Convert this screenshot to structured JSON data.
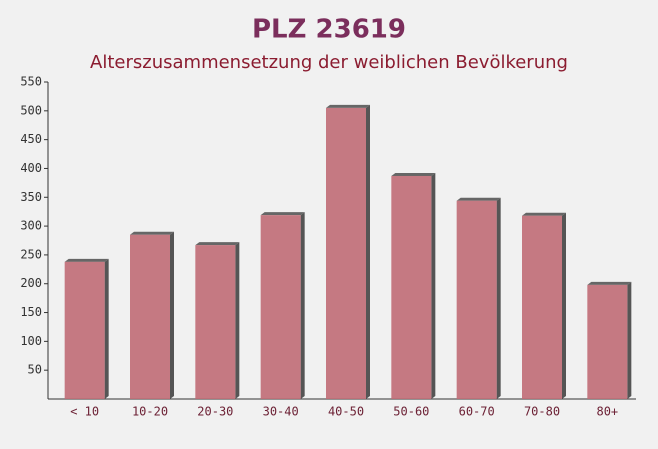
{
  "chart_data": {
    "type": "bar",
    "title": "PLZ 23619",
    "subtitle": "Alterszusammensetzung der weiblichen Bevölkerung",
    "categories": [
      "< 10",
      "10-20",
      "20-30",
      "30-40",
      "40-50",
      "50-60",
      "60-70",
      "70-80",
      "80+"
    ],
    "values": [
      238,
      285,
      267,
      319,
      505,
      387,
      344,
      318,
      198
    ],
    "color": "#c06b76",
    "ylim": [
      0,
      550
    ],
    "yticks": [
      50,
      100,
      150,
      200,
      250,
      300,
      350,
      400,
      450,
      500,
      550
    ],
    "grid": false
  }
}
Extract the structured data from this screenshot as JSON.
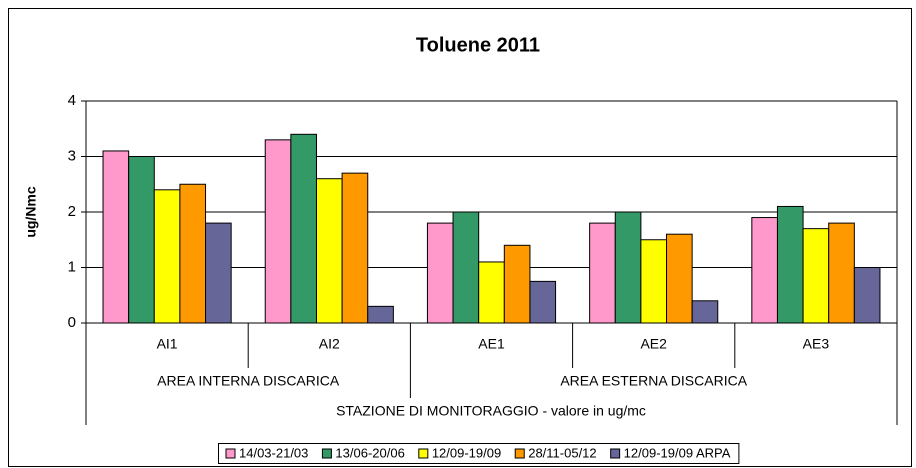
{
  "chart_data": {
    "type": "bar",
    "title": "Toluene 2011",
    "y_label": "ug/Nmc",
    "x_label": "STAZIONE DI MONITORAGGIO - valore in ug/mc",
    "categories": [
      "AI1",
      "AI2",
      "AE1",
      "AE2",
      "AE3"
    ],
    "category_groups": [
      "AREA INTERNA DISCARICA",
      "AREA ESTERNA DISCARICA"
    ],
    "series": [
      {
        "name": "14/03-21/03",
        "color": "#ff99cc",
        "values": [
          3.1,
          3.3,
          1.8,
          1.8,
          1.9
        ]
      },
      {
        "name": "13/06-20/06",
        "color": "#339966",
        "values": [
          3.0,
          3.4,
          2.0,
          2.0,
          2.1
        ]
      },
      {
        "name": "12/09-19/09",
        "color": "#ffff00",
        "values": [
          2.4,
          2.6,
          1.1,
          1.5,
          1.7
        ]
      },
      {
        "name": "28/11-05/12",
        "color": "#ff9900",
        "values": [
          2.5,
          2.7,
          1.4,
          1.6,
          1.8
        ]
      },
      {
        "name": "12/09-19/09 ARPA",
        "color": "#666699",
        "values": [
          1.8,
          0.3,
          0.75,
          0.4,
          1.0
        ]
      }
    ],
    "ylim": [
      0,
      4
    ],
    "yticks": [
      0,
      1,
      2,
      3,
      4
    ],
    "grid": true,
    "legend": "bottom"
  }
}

★ ★ ★

*OBJECTIVE*
Copy only the lines running from the one that holds "Extract the structured" through the last line of the data, and include both of those lines. Do not copy any pictures.

*CORRECT OUTPUT*
Extract the structured data from this screenshot as JSON.
{
  "chart_data": {
    "type": "bar",
    "title": "Toluene 2011",
    "y_label": "ug/Nmc",
    "x_label": "STAZIONE DI MONITORAGGIO - valore in ug/mc",
    "categories": [
      "AI1",
      "AI2",
      "AE1",
      "AE2",
      "AE3"
    ],
    "category_groups": [
      "AREA INTERNA DISCARICA",
      "AREA ESTERNA DISCARICA"
    ],
    "series": [
      {
        "name": "14/03-21/03",
        "color": "#ff99cc",
        "values": [
          3.1,
          3.3,
          1.8,
          1.8,
          1.9
        ]
      },
      {
        "name": "13/06-20/06",
        "color": "#339966",
        "values": [
          3.0,
          3.4,
          2.0,
          2.0,
          2.1
        ]
      },
      {
        "name": "12/09-19/09",
        "color": "#ffff00",
        "values": [
          2.4,
          2.6,
          1.1,
          1.5,
          1.7
        ]
      },
      {
        "name": "28/11-05/12",
        "color": "#ff9900",
        "values": [
          2.5,
          2.7,
          1.4,
          1.6,
          1.8
        ]
      },
      {
        "name": "12/09-19/09 ARPA",
        "color": "#666699",
        "values": [
          1.8,
          0.3,
          0.75,
          0.4,
          1.0
        ]
      }
    ],
    "ylim": [
      0,
      4
    ],
    "yticks": [
      0,
      1,
      2,
      3,
      4
    ],
    "grid": true,
    "legend": "bottom"
  }
}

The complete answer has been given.